GIVEN PROBLEM: Your task is to transcribe all of the data below exactly, omitting the images.

(begin)

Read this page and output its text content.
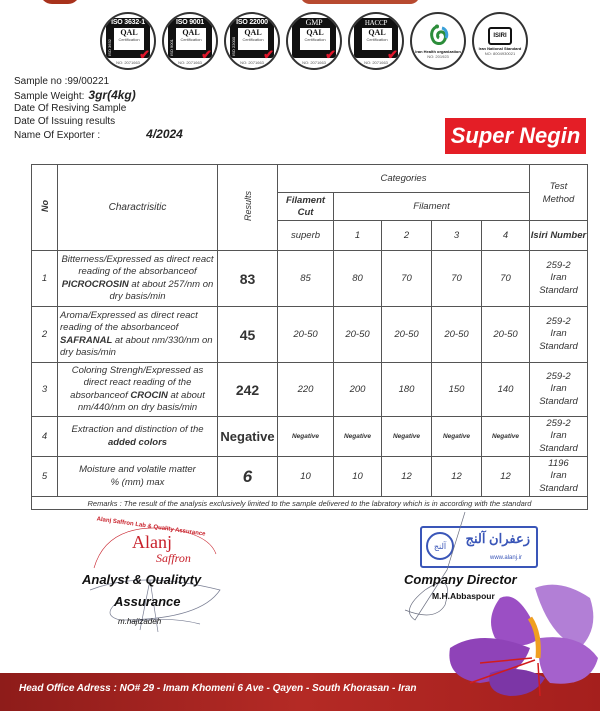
ISO 3632-1
ISO 3632
QAL
Certification
✔
NO: 2071663
ISO 9001
ISO 9001
QAL
Certification
✔
NO: 2071663
ISO 22000
ISO 22000
QAL
Certification
✔
NO: 2071663
GMP
QAL
Certification
✔
NO: 2071663
HACCP
QAL
Certification
✔
NO: 2071663
Iran Health organization
NO: 201923
ISIRI
Iran National Standard
NO: 8004930021
Sample no :99/00221
Sample Weight: 3gr(4kg)
Date Of Resiving Sample
Date Of Issuing results
Name Of Exporter :	4/2024	Super Negin
No	Charactrisitic	Results	Categories					Test Method
			Filament Cut	Filament				
			superb	1	2	3	4	Isiri Number
1	Bitterness/Expressed as direct react reading of the absorbanceof PICROCROSIN at about 257/nm on dry basis/min	83	85	80	70	70	70	259-2
Iran Standard
2	Aroma/Expressed as direct react reading of the absorbanceof SAFRANAL at about nm/330/nm on dry basis/min	45	20-50	20-50	20-50	20-50	20-50	259-2
Iran Standard
3	Coloring Strengh/Expressed as direct react reading of the absorbanceof CROCIN at about nm/440/nm on dry basis/min	242	220	200	180	150	140	259-2
Iran Standard
4	Extraction and distinction of the added colors	Negative	Negative	Negative	Negative	Negative	Negative	259-2
Iran Standard
5	Moisture and volatile matter % (mm) max	6	10	10	12	12	12	1196
Iran Standard
Remarks : The result of the analysis exclusively limited to the sample delivered to the labratory which is in according with the standard								
Alanj Saffron Lab & Quality Assurance
Alanj
Saffron
Analyst & Qualityty
Assurance
m.hajizadeh
آلنج	زعفران آلنج
www.alanj.ir
Company Director
M.H.Abbaspour
Head Office Adress : NO# 29 - Imam Khomeni 6 Ave - Qayen - South Khorasan - Iran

(end)

OUTPUT OF THE TASK:
Read this page and output its text content.
ISO 3632-1
ISO 3632
QAL
Certification
✔
NO: 2071663
ISO 9001
ISO 9001
QAL
Certification
✔
NO: 2071663
ISO 22000
ISO 22000
QAL
Certification
✔
NO: 2071663
GMP
QAL
Certification
✔
NO: 2071663
HACCP
QAL
Certification
✔
NO: 2071663
Iran Health organization
NO: 201923
ISIRI
Iran National Standard
NO: 8004930021
Sample no :99/00221
Sample Weight: 3gr(4kg)
Date Of Resiving Sample
Date Of Issuing results
Name Of Exporter :	4/2024	Super Negin
No	Charactrisitic	Results	Categories					Test Method
			Filament Cut	Filament				
			superb	1	2	3	4	Isiri Number
1	Bitterness/Expressed as direct react reading of the absorbanceof PICROCROSIN at about 257/nm on dry basis/min	83	85	80	70	70	70	259-2
Iran Standard
2	Aroma/Expressed as direct react reading of the absorbanceof SAFRANAL at about nm/330/nm on dry basis/min	45	20-50	20-50	20-50	20-50	20-50	259-2
Iran Standard
3	Coloring Strengh/Expressed as direct react reading of the absorbanceof CROCIN at about nm/440/nm on dry basis/min	242	220	200	180	150	140	259-2
Iran Standard
4	Extraction and distinction of the added colors	Negative	Negative	Negative	Negative	Negative	Negative	259-2
Iran Standard
5	Moisture and volatile matter % (mm) max	6	10	10	12	12	12	1196
Iran Standard
Remarks : The result of the analysis exclusively limited to the sample delivered to the labratory which is in according with the standard								
Alanj Saffron Lab & Quality Assurance
Alanj
Saffron
Analyst & Qualityty
Assurance
m.hajizadeh
آلنج	زعفران آلنج
www.alanj.ir
Company Director
M.H.Abbaspour
Head Office Adress : NO# 29 - Imam Khomeni 6 Ave - Qayen - South Khorasan - Iran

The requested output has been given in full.